▶ **WHAT YOU NEED TO DO**: Each line below should be quoted exactly, please.

+++ ENTRIES SUPPLIED +++

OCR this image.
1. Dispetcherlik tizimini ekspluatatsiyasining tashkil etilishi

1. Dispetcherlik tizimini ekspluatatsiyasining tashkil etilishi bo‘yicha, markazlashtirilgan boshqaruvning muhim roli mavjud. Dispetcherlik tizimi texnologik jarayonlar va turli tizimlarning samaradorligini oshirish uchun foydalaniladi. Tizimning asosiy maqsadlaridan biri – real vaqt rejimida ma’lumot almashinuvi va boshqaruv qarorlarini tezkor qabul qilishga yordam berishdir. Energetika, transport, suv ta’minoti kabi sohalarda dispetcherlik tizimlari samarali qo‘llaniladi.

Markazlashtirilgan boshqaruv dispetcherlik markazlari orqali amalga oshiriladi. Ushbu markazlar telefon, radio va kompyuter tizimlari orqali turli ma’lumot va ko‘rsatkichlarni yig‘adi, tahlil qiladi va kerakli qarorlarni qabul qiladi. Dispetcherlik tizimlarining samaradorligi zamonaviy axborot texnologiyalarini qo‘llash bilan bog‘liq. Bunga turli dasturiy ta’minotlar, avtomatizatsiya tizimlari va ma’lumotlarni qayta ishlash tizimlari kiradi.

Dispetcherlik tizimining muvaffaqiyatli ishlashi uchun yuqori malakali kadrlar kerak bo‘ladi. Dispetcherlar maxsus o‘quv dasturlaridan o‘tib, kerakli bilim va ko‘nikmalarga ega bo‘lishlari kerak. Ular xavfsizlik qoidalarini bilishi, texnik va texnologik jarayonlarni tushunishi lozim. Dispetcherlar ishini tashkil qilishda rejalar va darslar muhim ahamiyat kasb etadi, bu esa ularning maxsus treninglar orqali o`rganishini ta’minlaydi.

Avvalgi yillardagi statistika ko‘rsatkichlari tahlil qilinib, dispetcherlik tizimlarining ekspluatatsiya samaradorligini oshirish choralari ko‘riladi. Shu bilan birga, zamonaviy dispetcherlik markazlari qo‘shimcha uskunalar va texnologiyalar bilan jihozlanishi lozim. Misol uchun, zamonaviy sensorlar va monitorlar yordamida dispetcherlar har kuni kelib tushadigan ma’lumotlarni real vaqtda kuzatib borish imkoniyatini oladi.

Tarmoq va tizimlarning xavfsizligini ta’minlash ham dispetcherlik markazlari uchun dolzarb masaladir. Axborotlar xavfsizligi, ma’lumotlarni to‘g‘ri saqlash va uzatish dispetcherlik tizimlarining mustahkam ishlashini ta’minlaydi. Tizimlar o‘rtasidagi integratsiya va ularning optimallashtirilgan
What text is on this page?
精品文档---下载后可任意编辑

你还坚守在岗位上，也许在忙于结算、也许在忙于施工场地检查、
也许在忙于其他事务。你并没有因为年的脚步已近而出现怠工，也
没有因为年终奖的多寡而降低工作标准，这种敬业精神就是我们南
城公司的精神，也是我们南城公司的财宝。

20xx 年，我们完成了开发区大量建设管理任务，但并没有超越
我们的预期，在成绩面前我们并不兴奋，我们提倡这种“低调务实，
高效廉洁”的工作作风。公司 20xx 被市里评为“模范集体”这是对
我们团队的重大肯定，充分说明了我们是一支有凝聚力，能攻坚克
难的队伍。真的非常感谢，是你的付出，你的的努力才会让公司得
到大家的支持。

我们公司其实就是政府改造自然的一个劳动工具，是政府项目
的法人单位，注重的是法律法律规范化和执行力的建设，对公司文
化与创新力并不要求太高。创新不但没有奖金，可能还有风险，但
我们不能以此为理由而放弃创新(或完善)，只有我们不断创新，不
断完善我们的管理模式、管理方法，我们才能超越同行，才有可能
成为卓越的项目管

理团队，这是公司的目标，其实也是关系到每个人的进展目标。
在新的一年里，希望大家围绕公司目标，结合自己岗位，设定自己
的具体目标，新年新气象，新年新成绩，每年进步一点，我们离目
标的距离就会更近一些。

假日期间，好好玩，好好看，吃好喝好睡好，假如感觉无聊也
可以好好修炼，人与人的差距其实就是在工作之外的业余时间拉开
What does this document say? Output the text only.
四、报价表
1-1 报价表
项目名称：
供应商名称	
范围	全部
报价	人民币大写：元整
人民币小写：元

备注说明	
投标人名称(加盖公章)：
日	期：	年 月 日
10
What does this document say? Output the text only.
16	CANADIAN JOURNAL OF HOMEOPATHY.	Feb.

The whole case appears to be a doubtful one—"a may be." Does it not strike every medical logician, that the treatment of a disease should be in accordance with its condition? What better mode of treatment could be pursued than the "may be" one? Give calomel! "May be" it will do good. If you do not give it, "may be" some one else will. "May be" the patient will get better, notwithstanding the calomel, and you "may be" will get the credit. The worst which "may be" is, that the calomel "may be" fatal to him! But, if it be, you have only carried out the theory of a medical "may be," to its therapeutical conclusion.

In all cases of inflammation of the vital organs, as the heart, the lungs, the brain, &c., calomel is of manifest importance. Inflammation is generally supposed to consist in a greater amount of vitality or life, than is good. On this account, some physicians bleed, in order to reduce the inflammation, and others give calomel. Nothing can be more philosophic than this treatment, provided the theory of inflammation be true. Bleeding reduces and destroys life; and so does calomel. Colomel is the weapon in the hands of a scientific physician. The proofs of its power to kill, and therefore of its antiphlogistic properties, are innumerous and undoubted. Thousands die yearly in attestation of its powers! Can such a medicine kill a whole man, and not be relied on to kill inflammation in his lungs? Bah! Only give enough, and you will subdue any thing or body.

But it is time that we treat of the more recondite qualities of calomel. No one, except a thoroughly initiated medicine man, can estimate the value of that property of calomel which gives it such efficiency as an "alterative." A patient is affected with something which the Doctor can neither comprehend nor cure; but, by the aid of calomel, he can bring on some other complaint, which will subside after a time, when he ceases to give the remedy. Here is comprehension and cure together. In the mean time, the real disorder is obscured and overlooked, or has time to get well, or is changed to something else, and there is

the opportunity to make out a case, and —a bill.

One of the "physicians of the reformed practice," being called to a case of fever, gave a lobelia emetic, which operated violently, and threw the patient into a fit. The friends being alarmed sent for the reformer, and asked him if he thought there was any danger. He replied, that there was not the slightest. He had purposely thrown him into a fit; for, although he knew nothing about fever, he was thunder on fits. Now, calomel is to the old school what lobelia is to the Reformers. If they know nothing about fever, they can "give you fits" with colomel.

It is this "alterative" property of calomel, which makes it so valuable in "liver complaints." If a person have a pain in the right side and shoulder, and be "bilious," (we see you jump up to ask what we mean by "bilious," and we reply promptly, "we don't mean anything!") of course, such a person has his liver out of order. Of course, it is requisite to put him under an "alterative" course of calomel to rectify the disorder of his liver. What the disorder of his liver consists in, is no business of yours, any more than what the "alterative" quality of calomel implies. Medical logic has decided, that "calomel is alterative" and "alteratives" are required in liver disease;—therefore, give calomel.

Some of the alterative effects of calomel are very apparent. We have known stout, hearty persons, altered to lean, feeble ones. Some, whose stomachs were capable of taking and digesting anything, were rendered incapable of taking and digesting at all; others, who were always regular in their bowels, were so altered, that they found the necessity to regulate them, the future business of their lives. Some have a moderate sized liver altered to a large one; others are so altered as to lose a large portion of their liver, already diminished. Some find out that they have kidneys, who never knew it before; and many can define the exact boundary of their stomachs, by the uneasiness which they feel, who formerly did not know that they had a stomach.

+++

▶ **FINISHED EXERCISE**:
OCR this image.
1. Dispetcherlik tizimini ekspluatatsiyasining tashkil etilishi

1. Dispetcherlik tizimini ekspluatatsiyasining tashkil etilishi bo‘yicha, markazlashtirilgan boshqaruvning muhim roli mavjud. Dispetcherlik tizimi texnologik jarayonlar va turli tizimlarning samaradorligini oshirish uchun foydalaniladi. Tizimning asosiy maqsadlaridan biri – real vaqt rejimida ma’lumot almashinuvi va boshqaruv qarorlarini tezkor qabul qilishga yordam berishdir. Energetika, transport, suv ta’minoti kabi sohalarda dispetcherlik tizimlari samarali qo‘llaniladi.

Markazlashtirilgan boshqaruv dispetcherlik markazlari orqali amalga oshiriladi. Ushbu markazlar telefon, radio va kompyuter tizimlari orqali turli ma’lumot va ko‘rsatkichlarni yig‘adi, tahlil qiladi va kerakli qarorlarni qabul qiladi. Dispetcherlik tizimlarining samaradorligi zamonaviy axborot texnologiyalarini qo‘llash bilan bog‘liq. Bunga turli dasturiy ta’minotlar, avtomatizatsiya tizimlari va ma’lumotlarni qayta ishlash tizimlari kiradi.

Dispetcherlik tizimining muvaffaqiyatli ishlashi uchun yuqori malakali kadrlar kerak bo‘ladi. Dispetcherlar maxsus o‘quv dasturlaridan o‘tib, kerakli bilim va ko‘nikmalarga ega bo‘lishlari kerak. Ular xavfsizlik qoidalarini bilishi, texnik va texnologik jarayonlarni tushunishi lozim. Dispetcherlar ishini tashkil qilishda rejalar va darslar muhim ahamiyat kasb etadi, bu esa ularning maxsus treninglar orqali o`rganishini ta’minlaydi.

Avvalgi yillardagi statistika ko‘rsatkichlari tahlil qilinib, dispetcherlik tizimlarining ekspluatatsiya samaradorligini oshirish choralari ko‘riladi. Shu bilan birga, zamonaviy dispetcherlik markazlari qo‘shimcha uskunalar va texnologiyalar bilan jihozlanishi lozim. Misol uchun, zamonaviy sensorlar va monitorlar yordamida dispetcherlar har kuni kelib tushadigan ma’lumotlarni real vaqtda kuzatib borish imkoniyatini oladi.

Tarmoq va tizimlarning xavfsizligini ta’minlash ham dispetcherlik markazlari uchun dolzarb masaladir. Axborotlar xavfsizligi, ma’lumotlarni to‘g‘ri saqlash va uzatish dispetcherlik tizimlarining mustahkam ishlashini ta’minlaydi. Tizimlar o‘rtasidagi integratsiya va ularning optimallashtirilgan
What text is on this page?
精品文档---下载后可任意编辑

你还坚守在岗位上，也许在忙于结算、也许在忙于施工场地检查、
也许在忙于其他事务。你并没有因为年的脚步已近而出现怠工，也
没有因为年终奖的多寡而降低工作标准，这种敬业精神就是我们南
城公司的精神，也是我们南城公司的财宝。

20xx 年，我们完成了开发区大量建设管理任务，但并没有超越
我们的预期，在成绩面前我们并不兴奋，我们提倡这种“低调务实，
高效廉洁”的工作作风。公司 20xx 被市里评为“模范集体”这是对
我们团队的重大肯定，充分说明了我们是一支有凝聚力，能攻坚克
难的队伍。真的非常感谢，是你的付出，你的的努力才会让公司得
到大家的支持。

我们公司其实就是政府改造自然的一个劳动工具，是政府项目
的法人单位，注重的是法律法律规范化和执行力的建设，对公司文
化与创新力并不要求太高。创新不但没有奖金，可能还有风险，但
我们不能以此为理由而放弃创新(或完善)，只有我们不断创新，不
断完善我们的管理模式、管理方法，我们才能超越同行，才有可能
成为卓越的项目管

理团队，这是公司的目标，其实也是关系到每个人的进展目标。
在新的一年里，希望大家围绕公司目标，结合自己岗位，设定自己
的具体目标，新年新气象，新年新成绩，每年进步一点，我们离目
标的距离就会更近一些。

假日期间，好好玩，好好看，吃好喝好睡好，假如感觉无聊也
可以好好修炼，人与人的差距其实就是在工作之外的业余时间拉开
What does this document say? Output the text only.
四、报价表
1-1 报价表
项目名称：
供应商名称	
范围	全部
报价	人民币大写：元整
人民币小写：元

备注说明	
投标人名称(加盖公章)：
日	期：	年 月 日
10
What does this document say? Output the text only.
16	CANADIAN JOURNAL OF HOMEOPATHY.	Feb.

The whole case appears to be a doubtful one—"a may be." Does it not strike every medical logician, that the treatment of a disease should be in accordance with its condition? What better mode of treatment could be pursued than the "may be" one? Give calomel! "May be" it will do good. If you do not give it, "may be" some one else will. "May be" the patient will get better, notwithstanding the calomel, and you "may be" will get the credit. The worst which "may be" is, that the calomel "may be" fatal to him! But, if it be, you have only carried out the theory of a medical "may be," to its therapeutical conclusion.

In all cases of inflammation of the vital organs, as the heart, the lungs, the brain, &c., calomel is of manifest importance. Inflammation is generally supposed to consist in a greater amount of vitality or life, than is good. On this account, some physicians bleed, in order to reduce the inflammation, and others give calomel. Nothing can be more philosophic than this treatment, provided the theory of inflammation be true. Bleeding reduces and destroys life; and so does calomel. Colomel is the weapon in the hands of a scientific physician. The proofs of its power to kill, and therefore of its antiphlogistic properties, are innumerous and undoubted. Thousands die yearly in attestation of its powers! Can such a medicine kill a whole man, and not be relied on to kill inflammation in his lungs? Bah! Only give enough, and you will subdue any thing or body.

But it is time that we treat of the more recondite qualities of calomel. No one, except a thoroughly initiated medicine man, can estimate the value of that property of calomel which gives it such efficiency as an "alterative." A patient is affected with something which the Doctor can neither comprehend nor cure; but, by the aid of calomel, he can bring on some other complaint, which will subside after a time, when he ceases to give the remedy. Here is comprehension and cure together. In the mean time, the real disorder is obscured and overlooked, or has time to get well, or is changed to something else, and there is

the opportunity to make out a case, and —a bill.

One of the "physicians of the reformed practice," being called to a case of fever, gave a lobelia emetic, which operated violently, and threw the patient into a fit. The friends being alarmed sent for the reformer, and asked him if he thought there was any danger. He replied, that there was not the slightest. He had purposely thrown him into a fit; for, although he knew nothing about fever, he was thunder on fits. Now, calomel is to the old school what lobelia is to the Reformers. If they know nothing about fever, they can "give you fits" with colomel.

It is this "alterative" property of calomel, which makes it so valuable in "liver complaints." If a person have a pain in the right side and shoulder, and be "bilious," (we see you jump up to ask what we mean by "bilious," and we reply promptly, "we don't mean anything!") of course, such a person has his liver out of order. Of course, it is requisite to put him under an "alterative" course of calomel to rectify the disorder of his liver. What the disorder of his liver consists in, is no business of yours, any more than what the "alterative" quality of calomel implies. Medical logic has decided, that "calomel is alterative" and "alteratives" are required in liver disease;—therefore, give calomel.

Some of the alterative effects of calomel are very apparent. We have known stout, hearty persons, altered to lean, feeble ones. Some, whose stomachs were capable of taking and digesting anything, were rendered incapable of taking and digesting at all; others, who were always regular in their bowels, were so altered, that they found the necessity to regulate them, the future business of their lives. Some have a moderate sized liver altered to a large one; others are so altered as to lose a large portion of their liver, already diminished. Some find out that they have kidneys, who never knew it before; and many can define the exact boundary of their stomachs, by the uneasiness which they feel, who formerly did not know that they had a stomach.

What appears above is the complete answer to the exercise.